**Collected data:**
===============
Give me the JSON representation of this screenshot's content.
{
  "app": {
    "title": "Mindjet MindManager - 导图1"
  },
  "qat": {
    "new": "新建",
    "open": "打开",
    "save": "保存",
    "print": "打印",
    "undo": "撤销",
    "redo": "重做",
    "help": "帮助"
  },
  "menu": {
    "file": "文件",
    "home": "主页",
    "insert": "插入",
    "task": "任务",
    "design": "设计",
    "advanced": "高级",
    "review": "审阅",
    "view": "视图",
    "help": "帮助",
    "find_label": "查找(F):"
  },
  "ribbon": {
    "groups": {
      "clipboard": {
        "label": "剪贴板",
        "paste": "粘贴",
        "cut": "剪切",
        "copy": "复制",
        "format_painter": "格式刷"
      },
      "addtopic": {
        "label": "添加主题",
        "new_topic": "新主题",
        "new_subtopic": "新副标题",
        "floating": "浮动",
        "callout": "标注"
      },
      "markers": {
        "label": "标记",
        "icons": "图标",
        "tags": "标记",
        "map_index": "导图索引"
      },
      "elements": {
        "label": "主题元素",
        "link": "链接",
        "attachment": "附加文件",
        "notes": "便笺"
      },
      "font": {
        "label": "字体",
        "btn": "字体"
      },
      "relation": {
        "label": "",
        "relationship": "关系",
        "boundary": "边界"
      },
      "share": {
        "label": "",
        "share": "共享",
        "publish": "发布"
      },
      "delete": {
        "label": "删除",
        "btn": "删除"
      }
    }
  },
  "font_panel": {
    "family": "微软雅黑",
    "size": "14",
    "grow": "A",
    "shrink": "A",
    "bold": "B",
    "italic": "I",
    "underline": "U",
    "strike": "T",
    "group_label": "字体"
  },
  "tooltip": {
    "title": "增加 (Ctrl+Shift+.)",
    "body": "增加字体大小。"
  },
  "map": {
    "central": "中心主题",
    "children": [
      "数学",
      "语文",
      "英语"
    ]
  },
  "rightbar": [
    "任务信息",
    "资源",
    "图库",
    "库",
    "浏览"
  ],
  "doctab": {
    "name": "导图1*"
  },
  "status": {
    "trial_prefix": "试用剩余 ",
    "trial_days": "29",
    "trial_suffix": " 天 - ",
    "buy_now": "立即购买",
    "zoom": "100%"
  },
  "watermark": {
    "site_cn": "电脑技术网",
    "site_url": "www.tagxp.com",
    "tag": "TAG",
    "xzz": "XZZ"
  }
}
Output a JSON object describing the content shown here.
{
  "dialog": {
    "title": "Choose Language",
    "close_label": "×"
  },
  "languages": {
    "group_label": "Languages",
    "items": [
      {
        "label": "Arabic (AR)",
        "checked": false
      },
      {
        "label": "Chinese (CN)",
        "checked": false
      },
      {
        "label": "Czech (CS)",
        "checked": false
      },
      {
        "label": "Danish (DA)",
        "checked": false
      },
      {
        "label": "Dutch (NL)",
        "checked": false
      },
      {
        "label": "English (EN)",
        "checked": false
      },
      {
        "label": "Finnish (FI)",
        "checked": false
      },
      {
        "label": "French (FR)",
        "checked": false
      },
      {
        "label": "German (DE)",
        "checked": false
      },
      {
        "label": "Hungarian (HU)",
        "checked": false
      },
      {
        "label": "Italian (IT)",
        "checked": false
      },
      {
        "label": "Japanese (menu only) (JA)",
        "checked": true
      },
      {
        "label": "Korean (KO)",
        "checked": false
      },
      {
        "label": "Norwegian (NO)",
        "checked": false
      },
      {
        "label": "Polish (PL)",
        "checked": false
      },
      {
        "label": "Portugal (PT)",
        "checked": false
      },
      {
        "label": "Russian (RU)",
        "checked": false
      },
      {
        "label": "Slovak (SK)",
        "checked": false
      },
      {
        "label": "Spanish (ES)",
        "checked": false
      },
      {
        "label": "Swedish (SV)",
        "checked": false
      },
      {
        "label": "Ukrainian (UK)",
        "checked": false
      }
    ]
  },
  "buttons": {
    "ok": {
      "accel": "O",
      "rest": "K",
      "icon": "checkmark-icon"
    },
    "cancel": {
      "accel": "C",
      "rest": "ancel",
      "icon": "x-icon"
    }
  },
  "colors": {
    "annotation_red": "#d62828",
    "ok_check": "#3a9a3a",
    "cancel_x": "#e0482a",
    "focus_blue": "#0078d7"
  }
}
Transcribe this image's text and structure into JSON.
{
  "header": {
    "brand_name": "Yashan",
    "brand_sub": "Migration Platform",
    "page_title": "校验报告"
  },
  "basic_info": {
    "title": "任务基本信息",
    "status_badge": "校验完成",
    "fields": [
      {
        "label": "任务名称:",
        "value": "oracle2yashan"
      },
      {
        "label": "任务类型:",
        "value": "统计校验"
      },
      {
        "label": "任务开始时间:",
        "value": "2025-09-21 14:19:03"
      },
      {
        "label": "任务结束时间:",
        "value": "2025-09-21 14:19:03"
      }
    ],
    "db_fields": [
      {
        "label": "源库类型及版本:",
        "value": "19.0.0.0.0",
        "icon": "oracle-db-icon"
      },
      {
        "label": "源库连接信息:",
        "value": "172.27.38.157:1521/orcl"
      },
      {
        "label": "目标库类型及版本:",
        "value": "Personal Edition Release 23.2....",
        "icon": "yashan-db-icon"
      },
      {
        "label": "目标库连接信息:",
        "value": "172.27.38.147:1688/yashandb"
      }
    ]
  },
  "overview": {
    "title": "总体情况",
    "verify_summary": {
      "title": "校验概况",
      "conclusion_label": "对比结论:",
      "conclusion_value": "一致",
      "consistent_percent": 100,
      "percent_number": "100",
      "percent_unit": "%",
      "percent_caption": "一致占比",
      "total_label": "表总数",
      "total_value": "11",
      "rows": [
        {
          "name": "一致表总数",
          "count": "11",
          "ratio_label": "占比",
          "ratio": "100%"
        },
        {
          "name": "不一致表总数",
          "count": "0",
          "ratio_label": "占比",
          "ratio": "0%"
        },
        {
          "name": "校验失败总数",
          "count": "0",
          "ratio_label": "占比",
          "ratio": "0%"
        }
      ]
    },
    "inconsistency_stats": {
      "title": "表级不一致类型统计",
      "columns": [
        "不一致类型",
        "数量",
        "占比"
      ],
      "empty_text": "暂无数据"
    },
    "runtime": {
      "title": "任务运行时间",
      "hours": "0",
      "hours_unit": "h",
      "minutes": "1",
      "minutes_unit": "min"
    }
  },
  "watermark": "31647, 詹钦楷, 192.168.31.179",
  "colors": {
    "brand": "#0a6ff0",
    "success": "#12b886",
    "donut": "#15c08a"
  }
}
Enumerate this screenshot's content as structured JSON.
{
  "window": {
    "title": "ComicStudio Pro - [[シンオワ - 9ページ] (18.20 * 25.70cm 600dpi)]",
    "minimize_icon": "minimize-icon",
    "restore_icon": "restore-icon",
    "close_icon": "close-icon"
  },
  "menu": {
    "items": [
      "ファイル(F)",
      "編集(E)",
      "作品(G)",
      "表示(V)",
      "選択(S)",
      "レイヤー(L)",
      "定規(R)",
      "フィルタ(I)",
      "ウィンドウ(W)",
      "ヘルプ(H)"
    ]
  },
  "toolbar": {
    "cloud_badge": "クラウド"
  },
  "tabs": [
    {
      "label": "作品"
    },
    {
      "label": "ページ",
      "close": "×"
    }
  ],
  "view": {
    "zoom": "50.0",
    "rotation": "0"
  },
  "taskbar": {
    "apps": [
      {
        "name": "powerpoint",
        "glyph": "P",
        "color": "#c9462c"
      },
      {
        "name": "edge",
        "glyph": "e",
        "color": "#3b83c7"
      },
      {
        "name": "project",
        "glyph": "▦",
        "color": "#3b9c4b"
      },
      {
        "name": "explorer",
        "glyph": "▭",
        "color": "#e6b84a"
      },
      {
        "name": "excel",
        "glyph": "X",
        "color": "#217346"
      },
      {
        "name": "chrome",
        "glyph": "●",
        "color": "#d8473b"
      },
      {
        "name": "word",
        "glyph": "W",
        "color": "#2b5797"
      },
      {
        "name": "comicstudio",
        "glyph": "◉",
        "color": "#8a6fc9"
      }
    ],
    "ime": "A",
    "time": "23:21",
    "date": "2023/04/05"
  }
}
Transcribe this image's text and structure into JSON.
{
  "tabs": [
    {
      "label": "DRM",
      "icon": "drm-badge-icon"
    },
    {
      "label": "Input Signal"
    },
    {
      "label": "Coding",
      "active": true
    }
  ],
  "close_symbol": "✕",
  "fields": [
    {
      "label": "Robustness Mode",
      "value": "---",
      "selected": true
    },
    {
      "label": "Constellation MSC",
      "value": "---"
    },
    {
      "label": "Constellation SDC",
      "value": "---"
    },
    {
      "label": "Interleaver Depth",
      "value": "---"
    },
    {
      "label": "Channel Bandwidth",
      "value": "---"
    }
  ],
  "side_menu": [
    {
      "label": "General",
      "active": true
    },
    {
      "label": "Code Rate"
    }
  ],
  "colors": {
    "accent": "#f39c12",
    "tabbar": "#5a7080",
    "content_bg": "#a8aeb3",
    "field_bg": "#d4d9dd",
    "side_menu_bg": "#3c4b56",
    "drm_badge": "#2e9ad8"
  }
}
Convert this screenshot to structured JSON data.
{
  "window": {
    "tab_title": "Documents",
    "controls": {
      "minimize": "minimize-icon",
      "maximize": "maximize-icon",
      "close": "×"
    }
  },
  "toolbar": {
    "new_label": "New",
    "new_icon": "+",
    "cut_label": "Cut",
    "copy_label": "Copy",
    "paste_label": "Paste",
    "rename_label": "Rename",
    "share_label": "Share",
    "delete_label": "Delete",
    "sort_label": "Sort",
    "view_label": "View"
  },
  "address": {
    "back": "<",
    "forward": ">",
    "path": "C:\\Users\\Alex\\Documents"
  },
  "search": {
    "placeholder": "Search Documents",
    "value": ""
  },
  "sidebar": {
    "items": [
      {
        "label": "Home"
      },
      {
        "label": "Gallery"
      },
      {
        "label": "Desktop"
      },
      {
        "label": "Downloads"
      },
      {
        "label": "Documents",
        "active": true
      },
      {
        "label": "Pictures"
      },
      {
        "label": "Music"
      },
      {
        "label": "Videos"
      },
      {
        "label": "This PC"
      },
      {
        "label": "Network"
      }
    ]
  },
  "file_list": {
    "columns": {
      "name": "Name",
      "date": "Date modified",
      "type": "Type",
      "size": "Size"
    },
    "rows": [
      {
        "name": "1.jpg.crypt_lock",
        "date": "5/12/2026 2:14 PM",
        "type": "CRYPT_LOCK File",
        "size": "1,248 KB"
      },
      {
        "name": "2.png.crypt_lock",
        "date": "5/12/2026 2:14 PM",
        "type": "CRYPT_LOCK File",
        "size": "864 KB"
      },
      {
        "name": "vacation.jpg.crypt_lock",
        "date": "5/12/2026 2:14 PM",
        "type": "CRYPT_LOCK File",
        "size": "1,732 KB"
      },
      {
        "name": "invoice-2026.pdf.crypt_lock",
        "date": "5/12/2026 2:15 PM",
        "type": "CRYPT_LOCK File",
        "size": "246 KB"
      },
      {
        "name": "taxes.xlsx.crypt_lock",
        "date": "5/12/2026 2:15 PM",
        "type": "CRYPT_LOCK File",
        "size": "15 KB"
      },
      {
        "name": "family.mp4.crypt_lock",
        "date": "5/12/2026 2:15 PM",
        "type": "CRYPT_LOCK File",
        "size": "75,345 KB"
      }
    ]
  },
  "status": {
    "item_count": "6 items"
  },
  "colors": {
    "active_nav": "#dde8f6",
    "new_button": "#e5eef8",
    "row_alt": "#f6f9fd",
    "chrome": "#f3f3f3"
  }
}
===============
**What the exercise asks:** Check each line of the entries above, and show every one holding the word "true".

**Result below:**
        "checked": true
      "active": true
      "selected": true
      "active": true
        "active": true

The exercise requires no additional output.